*EXERCISE AIM:* From the data that follows, copy every line holding the string "this".

*DATASET RECORDS:*
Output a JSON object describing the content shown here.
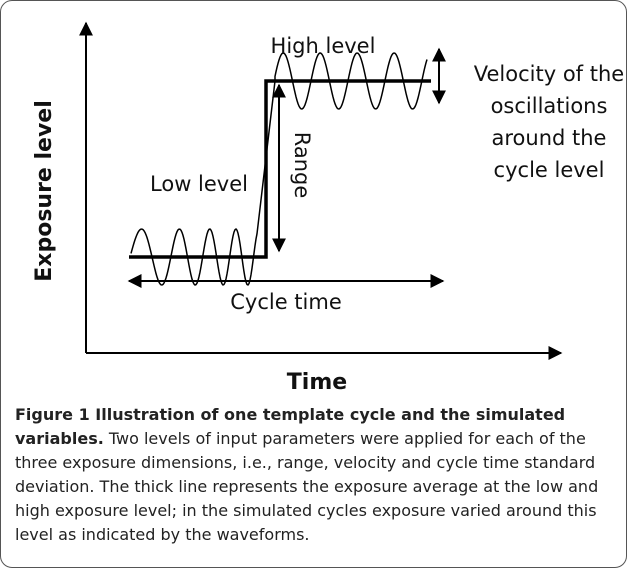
{
  "diagram": {
    "labels": {
      "high": "High level",
      "low": "Low level",
      "range": "Range",
      "cycle_time": "Cycle time",
      "y_axis": "Exposure level",
      "x_axis": "Time",
      "velocity": [
        "Velocity of the",
        "oscillations",
        "around the",
        "cycle level"
      ]
    }
  },
  "caption": {
    "title": "Figure 1 Illustration of one template cycle and the simulated variables.",
    "text": "Two levels of input parameters were applied for each of the three exposure dimensions, i.e., range, velocity and cycle time standard deviation. The thick line represents the exposure average at the low and high exposure level; in the simulated cycles exposure varied around this level as indicated by the waveforms."
  }
}
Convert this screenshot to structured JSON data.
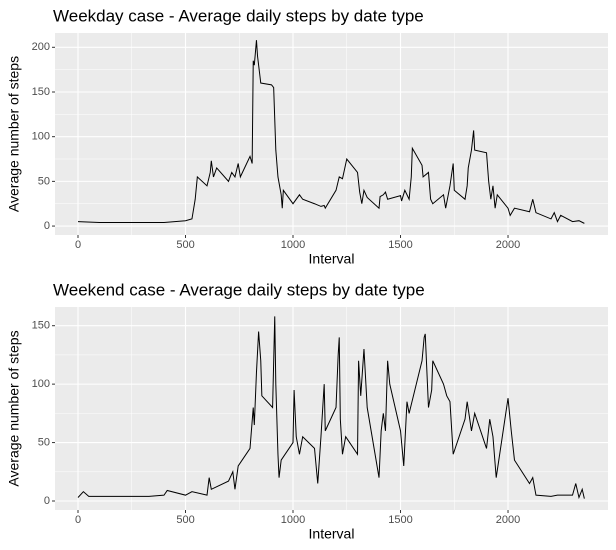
{
  "chart_data": [
    {
      "type": "line",
      "title": "Weekday case - Average daily steps by date type",
      "x_label": "Interval",
      "y_label": "Average number of steps",
      "color": "#000000",
      "grid": true,
      "x": [
        0,
        100,
        200,
        300,
        400,
        500,
        530,
        545,
        555,
        600,
        615,
        620,
        630,
        645,
        700,
        715,
        730,
        745,
        755,
        800,
        810,
        815,
        820,
        830,
        835,
        845,
        850,
        900,
        910,
        920,
        930,
        945,
        950,
        955,
        1000,
        1030,
        1045,
        1100,
        1130,
        1145,
        1150,
        1200,
        1215,
        1230,
        1250,
        1300,
        1310,
        1320,
        1330,
        1345,
        1400,
        1405,
        1420,
        1430,
        1440,
        1500,
        1505,
        1520,
        1540,
        1550,
        1555,
        1600,
        1605,
        1630,
        1640,
        1650,
        1700,
        1710,
        1730,
        1745,
        1750,
        1800,
        1810,
        1815,
        1830,
        1840,
        1845,
        1900,
        1910,
        1920,
        1930,
        1940,
        1950,
        2000,
        2010,
        2030,
        2100,
        2115,
        2130,
        2200,
        2215,
        2230,
        2245,
        2300,
        2330,
        2355
      ],
      "values": [
        5,
        4,
        4,
        4,
        4,
        6,
        8,
        30,
        55,
        45,
        60,
        73,
        55,
        65,
        50,
        60,
        55,
        70,
        55,
        78,
        70,
        185,
        180,
        208,
        190,
        170,
        160,
        158,
        155,
        85,
        55,
        35,
        20,
        40,
        25,
        35,
        30,
        25,
        22,
        23,
        20,
        40,
        55,
        53,
        75,
        60,
        38,
        25,
        40,
        32,
        20,
        33,
        35,
        38,
        30,
        34,
        28,
        40,
        30,
        55,
        87,
        68,
        55,
        60,
        30,
        25,
        35,
        20,
        45,
        70,
        40,
        30,
        45,
        65,
        85,
        107,
        85,
        82,
        50,
        30,
        45,
        20,
        35,
        20,
        12,
        20,
        16,
        30,
        15,
        8,
        15,
        5,
        12,
        5,
        6,
        3
      ],
      "xlim": [
        -107,
        2465
      ],
      "ylim": [
        -10,
        216
      ],
      "xticks": [
        0,
        500,
        1000,
        1500,
        2000
      ],
      "yticks": [
        0,
        50,
        100,
        150,
        200
      ]
    },
    {
      "type": "line",
      "title": "Weekend case - Average daily steps by date type",
      "x_label": "Interval",
      "y_label": "Average number of steps",
      "color": "#000000",
      "grid": true,
      "x": [
        0,
        25,
        50,
        200,
        330,
        400,
        415,
        500,
        530,
        600,
        610,
        620,
        700,
        720,
        730,
        745,
        800,
        815,
        820,
        830,
        840,
        850,
        855,
        905,
        915,
        920,
        930,
        935,
        945,
        1000,
        1005,
        1015,
        1030,
        1045,
        1100,
        1115,
        1130,
        1145,
        1150,
        1200,
        1210,
        1215,
        1220,
        1230,
        1245,
        1300,
        1305,
        1315,
        1330,
        1345,
        1400,
        1410,
        1420,
        1430,
        1440,
        1450,
        1500,
        1515,
        1530,
        1540,
        1600,
        1610,
        1615,
        1630,
        1645,
        1650,
        1700,
        1715,
        1730,
        1745,
        1800,
        1810,
        1830,
        1845,
        1900,
        1915,
        1930,
        1945,
        2000,
        2015,
        2030,
        2100,
        2115,
        2130,
        2200,
        2230,
        2300,
        2315,
        2330,
        2345,
        2355
      ],
      "values": [
        3,
        8,
        4,
        4,
        4,
        5,
        9,
        5,
        8,
        5,
        20,
        10,
        17,
        25,
        10,
        30,
        45,
        80,
        65,
        110,
        145,
        120,
        90,
        80,
        158,
        100,
        40,
        20,
        35,
        50,
        95,
        55,
        40,
        55,
        45,
        15,
        55,
        100,
        60,
        80,
        125,
        140,
        70,
        40,
        55,
        40,
        120,
        90,
        130,
        80,
        20,
        60,
        75,
        60,
        120,
        100,
        60,
        30,
        85,
        75,
        120,
        140,
        143,
        80,
        95,
        120,
        100,
        90,
        85,
        40,
        70,
        85,
        60,
        75,
        45,
        70,
        55,
        20,
        88,
        60,
        35,
        15,
        20,
        5,
        4,
        5,
        5,
        15,
        3,
        10,
        2
      ],
      "xlim": [
        -107,
        2465
      ],
      "ylim": [
        -7.7,
        166
      ],
      "xticks": [
        0,
        500,
        1000,
        1500,
        2000
      ],
      "yticks": [
        0,
        50,
        100,
        150
      ]
    }
  ]
}
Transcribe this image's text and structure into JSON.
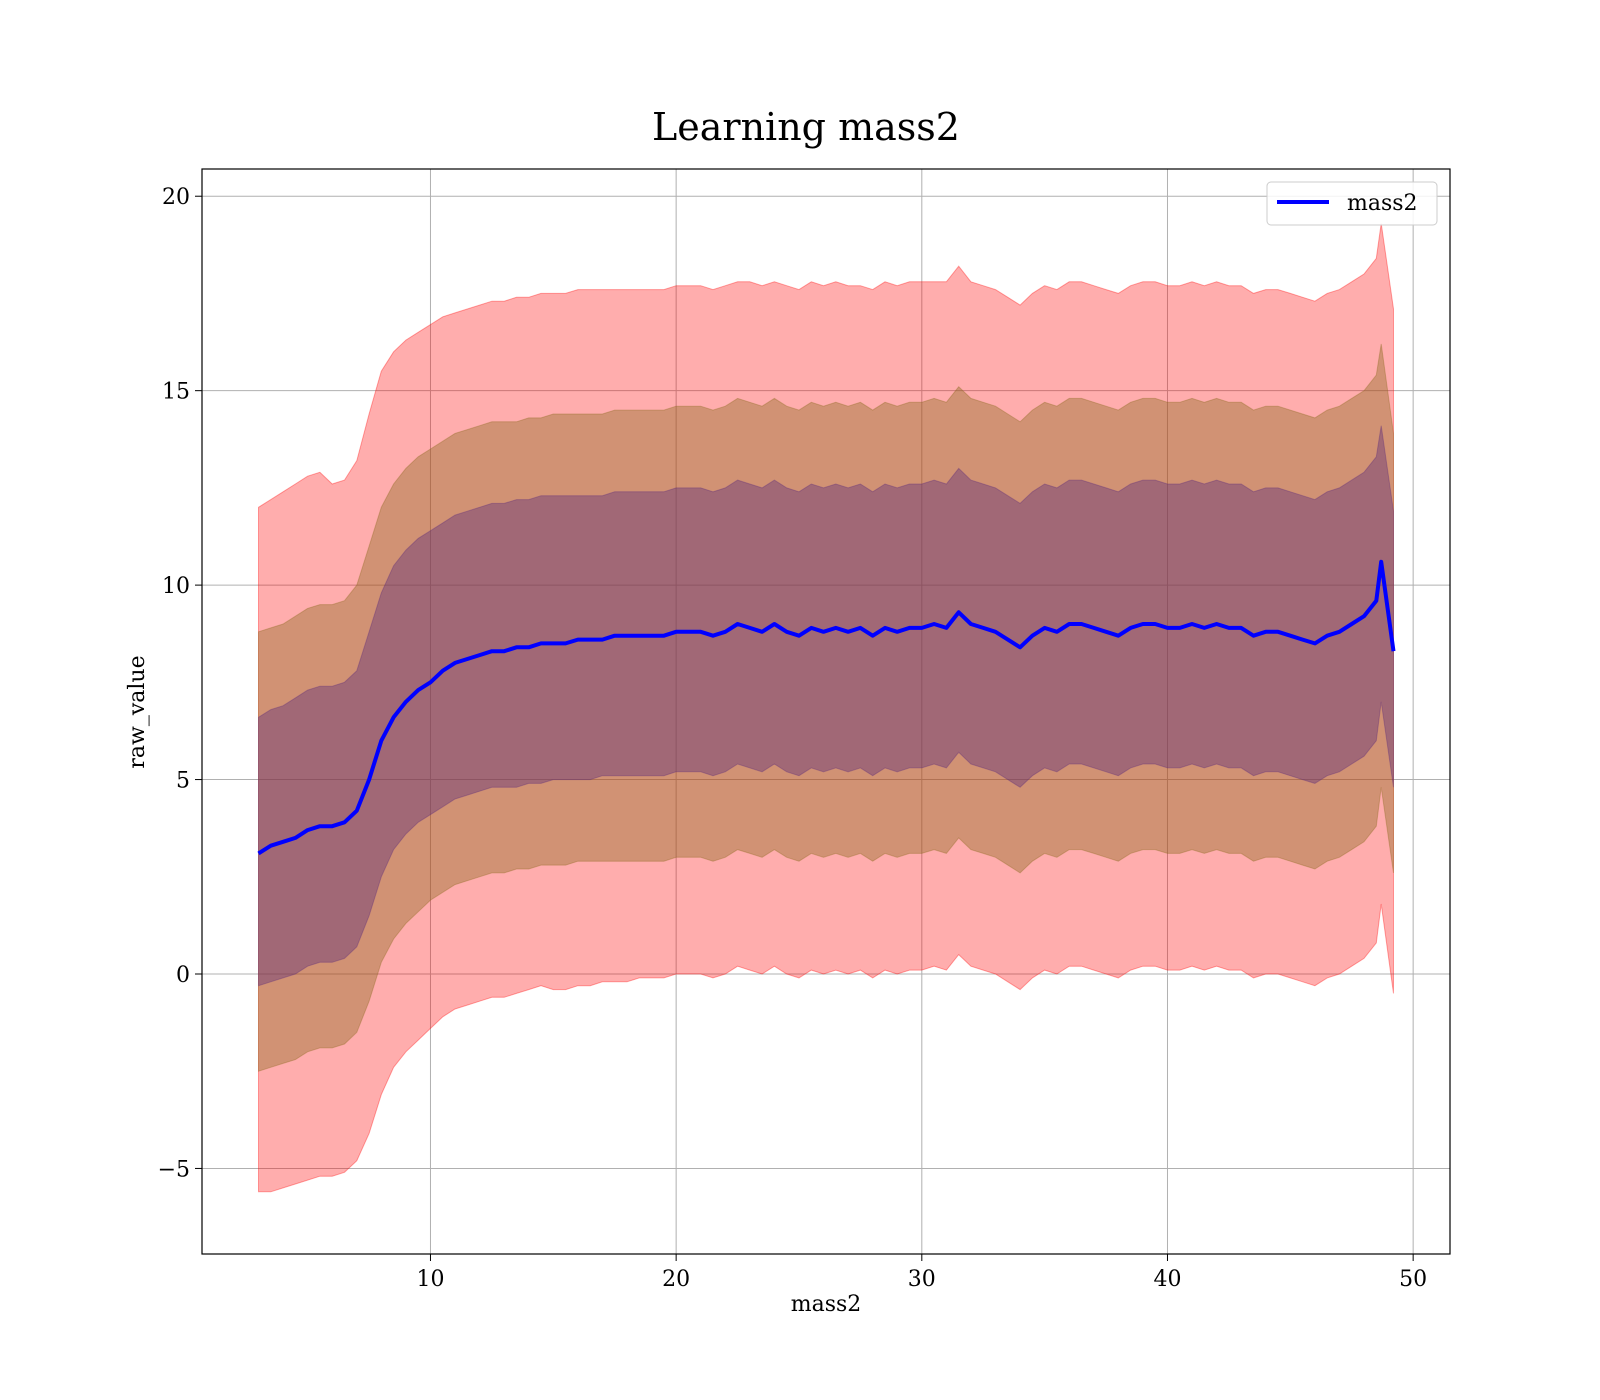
{
  "chart_data": {
    "type": "line",
    "title": "Learning mass2",
    "xlabel": "mass2",
    "ylabel": "raw_value",
    "xlim": [
      0.7,
      51.5
    ],
    "ylim": [
      -7.2,
      20.7
    ],
    "xticks": [
      10,
      20,
      30,
      40,
      50
    ],
    "xtick_labels": [
      "10",
      "20",
      "30",
      "40",
      "50"
    ],
    "yticks": [
      -5,
      0,
      5,
      10,
      15,
      20
    ],
    "ytick_labels": [
      "−5",
      "0",
      "5",
      "10",
      "15",
      "20"
    ],
    "grid": true,
    "legend_position": "top-right",
    "series": [
      {
        "name": "mass2",
        "color": "#0000ff",
        "x": [
          3.0,
          3.5,
          4.0,
          4.5,
          5.0,
          5.5,
          6.0,
          6.5,
          7.0,
          7.5,
          8.0,
          8.5,
          9.0,
          9.5,
          10.0,
          10.5,
          11.0,
          11.5,
          12.0,
          12.5,
          13.0,
          13.5,
          14.0,
          14.5,
          15.0,
          15.5,
          16.0,
          16.5,
          17.0,
          17.5,
          18.0,
          18.5,
          19.0,
          19.5,
          20.0,
          20.5,
          21.0,
          21.5,
          22.0,
          22.5,
          23.0,
          23.5,
          24.0,
          24.5,
          25.0,
          25.5,
          26.0,
          26.5,
          27.0,
          27.5,
          28.0,
          28.5,
          29.0,
          29.5,
          30.0,
          30.5,
          31.0,
          31.5,
          32.0,
          32.5,
          33.0,
          33.5,
          34.0,
          34.5,
          35.0,
          35.5,
          36.0,
          36.5,
          37.0,
          37.5,
          38.0,
          38.5,
          39.0,
          39.5,
          40.0,
          40.5,
          41.0,
          41.5,
          42.0,
          42.5,
          43.0,
          43.5,
          44.0,
          44.5,
          45.0,
          45.5,
          46.0,
          46.5,
          47.0,
          47.5,
          48.0,
          48.5,
          48.7,
          49.2
        ],
        "y": [
          3.1,
          3.3,
          3.4,
          3.5,
          3.7,
          3.8,
          3.8,
          3.9,
          4.2,
          5.0,
          6.0,
          6.6,
          7.0,
          7.3,
          7.5,
          7.8,
          8.0,
          8.1,
          8.2,
          8.3,
          8.3,
          8.4,
          8.4,
          8.5,
          8.5,
          8.5,
          8.6,
          8.6,
          8.6,
          8.7,
          8.7,
          8.7,
          8.7,
          8.7,
          8.8,
          8.8,
          8.8,
          8.7,
          8.8,
          9.0,
          8.9,
          8.8,
          9.0,
          8.8,
          8.7,
          8.9,
          8.8,
          8.9,
          8.8,
          8.9,
          8.7,
          8.9,
          8.8,
          8.9,
          8.9,
          9.0,
          8.9,
          9.3,
          9.0,
          8.9,
          8.8,
          8.6,
          8.4,
          8.7,
          8.9,
          8.8,
          9.0,
          9.0,
          8.9,
          8.8,
          8.7,
          8.9,
          9.0,
          9.0,
          8.9,
          8.9,
          9.0,
          8.9,
          9.0,
          8.9,
          8.9,
          8.7,
          8.8,
          8.8,
          8.7,
          8.6,
          8.5,
          8.7,
          8.8,
          9.0,
          9.2,
          9.6,
          10.6,
          8.3
        ]
      }
    ],
    "bands": [
      {
        "color": "#ff0000",
        "opacity": 0.32,
        "upper": [
          12.0,
          12.2,
          12.4,
          12.6,
          12.8,
          12.9,
          12.6,
          12.7,
          13.2,
          14.4,
          15.5,
          16.0,
          16.3,
          16.5,
          16.7,
          16.9,
          17.0,
          17.1,
          17.2,
          17.3,
          17.3,
          17.4,
          17.4,
          17.5,
          17.5,
          17.5,
          17.6,
          17.6,
          17.6,
          17.6,
          17.6,
          17.6,
          17.6,
          17.6,
          17.7,
          17.7,
          17.7,
          17.6,
          17.7,
          17.8,
          17.8,
          17.7,
          17.8,
          17.7,
          17.6,
          17.8,
          17.7,
          17.8,
          17.7,
          17.7,
          17.6,
          17.8,
          17.7,
          17.8,
          17.8,
          17.8,
          17.8,
          18.2,
          17.8,
          17.7,
          17.6,
          17.4,
          17.2,
          17.5,
          17.7,
          17.6,
          17.8,
          17.8,
          17.7,
          17.6,
          17.5,
          17.7,
          17.8,
          17.8,
          17.7,
          17.7,
          17.8,
          17.7,
          17.8,
          17.7,
          17.7,
          17.5,
          17.6,
          17.6,
          17.5,
          17.4,
          17.3,
          17.5,
          17.6,
          17.8,
          18.0,
          18.4,
          19.3,
          17.1
        ],
        "lower": [
          -5.6,
          -5.6,
          -5.5,
          -5.4,
          -5.3,
          -5.2,
          -5.2,
          -5.1,
          -4.8,
          -4.1,
          -3.1,
          -2.4,
          -2.0,
          -1.7,
          -1.4,
          -1.1,
          -0.9,
          -0.8,
          -0.7,
          -0.6,
          -0.6,
          -0.5,
          -0.4,
          -0.3,
          -0.4,
          -0.4,
          -0.3,
          -0.3,
          -0.2,
          -0.2,
          -0.2,
          -0.1,
          -0.1,
          -0.1,
          0.0,
          0.0,
          0.0,
          -0.1,
          0.0,
          0.2,
          0.1,
          0.0,
          0.2,
          0.0,
          -0.1,
          0.1,
          0.0,
          0.1,
          0.0,
          0.1,
          -0.1,
          0.1,
          0.0,
          0.1,
          0.1,
          0.2,
          0.1,
          0.5,
          0.2,
          0.1,
          0.0,
          -0.2,
          -0.4,
          -0.1,
          0.1,
          0.0,
          0.2,
          0.2,
          0.1,
          0.0,
          -0.1,
          0.1,
          0.2,
          0.2,
          0.1,
          0.1,
          0.2,
          0.1,
          0.2,
          0.1,
          0.1,
          -0.1,
          0.0,
          0.0,
          -0.1,
          -0.2,
          -0.3,
          -0.1,
          0.0,
          0.2,
          0.4,
          0.8,
          1.8,
          -0.5
        ]
      },
      {
        "color": "#8b6a1f",
        "opacity": 0.4,
        "upper": [
          8.8,
          8.9,
          9.0,
          9.2,
          9.4,
          9.5,
          9.5,
          9.6,
          10.0,
          11.0,
          12.0,
          12.6,
          13.0,
          13.3,
          13.5,
          13.7,
          13.9,
          14.0,
          14.1,
          14.2,
          14.2,
          14.2,
          14.3,
          14.3,
          14.4,
          14.4,
          14.4,
          14.4,
          14.4,
          14.5,
          14.5,
          14.5,
          14.5,
          14.5,
          14.6,
          14.6,
          14.6,
          14.5,
          14.6,
          14.8,
          14.7,
          14.6,
          14.8,
          14.6,
          14.5,
          14.7,
          14.6,
          14.7,
          14.6,
          14.7,
          14.5,
          14.7,
          14.6,
          14.7,
          14.7,
          14.8,
          14.7,
          15.1,
          14.8,
          14.7,
          14.6,
          14.4,
          14.2,
          14.5,
          14.7,
          14.6,
          14.8,
          14.8,
          14.7,
          14.6,
          14.5,
          14.7,
          14.8,
          14.8,
          14.7,
          14.7,
          14.8,
          14.7,
          14.8,
          14.7,
          14.7,
          14.5,
          14.6,
          14.6,
          14.5,
          14.4,
          14.3,
          14.5,
          14.6,
          14.8,
          15.0,
          15.4,
          16.2,
          13.9
        ],
        "lower": [
          -2.5,
          -2.4,
          -2.3,
          -2.2,
          -2.0,
          -1.9,
          -1.9,
          -1.8,
          -1.5,
          -0.7,
          0.3,
          0.9,
          1.3,
          1.6,
          1.9,
          2.1,
          2.3,
          2.4,
          2.5,
          2.6,
          2.6,
          2.7,
          2.7,
          2.8,
          2.8,
          2.8,
          2.9,
          2.9,
          2.9,
          2.9,
          2.9,
          2.9,
          2.9,
          2.9,
          3.0,
          3.0,
          3.0,
          2.9,
          3.0,
          3.2,
          3.1,
          3.0,
          3.2,
          3.0,
          2.9,
          3.1,
          3.0,
          3.1,
          3.0,
          3.1,
          2.9,
          3.1,
          3.0,
          3.1,
          3.1,
          3.2,
          3.1,
          3.5,
          3.2,
          3.1,
          3.0,
          2.8,
          2.6,
          2.9,
          3.1,
          3.0,
          3.2,
          3.2,
          3.1,
          3.0,
          2.9,
          3.1,
          3.2,
          3.2,
          3.1,
          3.1,
          3.2,
          3.1,
          3.2,
          3.1,
          3.1,
          2.9,
          3.0,
          3.0,
          2.9,
          2.8,
          2.7,
          2.9,
          3.0,
          3.2,
          3.4,
          3.8,
          4.8,
          2.6
        ]
      },
      {
        "color": "#5b2a7a",
        "opacity": 0.4,
        "upper": [
          6.6,
          6.8,
          6.9,
          7.1,
          7.3,
          7.4,
          7.4,
          7.5,
          7.8,
          8.8,
          9.8,
          10.5,
          10.9,
          11.2,
          11.4,
          11.6,
          11.8,
          11.9,
          12.0,
          12.1,
          12.1,
          12.2,
          12.2,
          12.3,
          12.3,
          12.3,
          12.3,
          12.3,
          12.3,
          12.4,
          12.4,
          12.4,
          12.4,
          12.4,
          12.5,
          12.5,
          12.5,
          12.4,
          12.5,
          12.7,
          12.6,
          12.5,
          12.7,
          12.5,
          12.4,
          12.6,
          12.5,
          12.6,
          12.5,
          12.6,
          12.4,
          12.6,
          12.5,
          12.6,
          12.6,
          12.7,
          12.6,
          13.0,
          12.7,
          12.6,
          12.5,
          12.3,
          12.1,
          12.4,
          12.6,
          12.5,
          12.7,
          12.7,
          12.6,
          12.5,
          12.4,
          12.6,
          12.7,
          12.7,
          12.6,
          12.6,
          12.7,
          12.6,
          12.7,
          12.6,
          12.6,
          12.4,
          12.5,
          12.5,
          12.4,
          12.3,
          12.2,
          12.4,
          12.5,
          12.7,
          12.9,
          13.3,
          14.1,
          11.9
        ],
        "lower": [
          -0.3,
          -0.2,
          -0.1,
          0.0,
          0.2,
          0.3,
          0.3,
          0.4,
          0.7,
          1.5,
          2.5,
          3.2,
          3.6,
          3.9,
          4.1,
          4.3,
          4.5,
          4.6,
          4.7,
          4.8,
          4.8,
          4.8,
          4.9,
          4.9,
          5.0,
          5.0,
          5.0,
          5.0,
          5.1,
          5.1,
          5.1,
          5.1,
          5.1,
          5.1,
          5.2,
          5.2,
          5.2,
          5.1,
          5.2,
          5.4,
          5.3,
          5.2,
          5.4,
          5.2,
          5.1,
          5.3,
          5.2,
          5.3,
          5.2,
          5.3,
          5.1,
          5.3,
          5.2,
          5.3,
          5.3,
          5.4,
          5.3,
          5.7,
          5.4,
          5.3,
          5.2,
          5.0,
          4.8,
          5.1,
          5.3,
          5.2,
          5.4,
          5.4,
          5.3,
          5.2,
          5.1,
          5.3,
          5.4,
          5.4,
          5.3,
          5.3,
          5.4,
          5.3,
          5.4,
          5.3,
          5.3,
          5.1,
          5.2,
          5.2,
          5.1,
          5.0,
          4.9,
          5.1,
          5.2,
          5.4,
          5.6,
          6.0,
          7.0,
          4.8
        ]
      }
    ]
  }
}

*RESPONSE BELOW:*
    "text": "Two levels of input parameters were applied for each of the three exposure dimensions, i.e., range, velocity and cycle time standard deviation. The thick line represents the exposure average at the low and high exposure level; in the simulated cycles exposure varied around this level as indicated by the waveforms."
Convert this screenshot to structured JSON data.
Transcribe this image's text and structure into JSON.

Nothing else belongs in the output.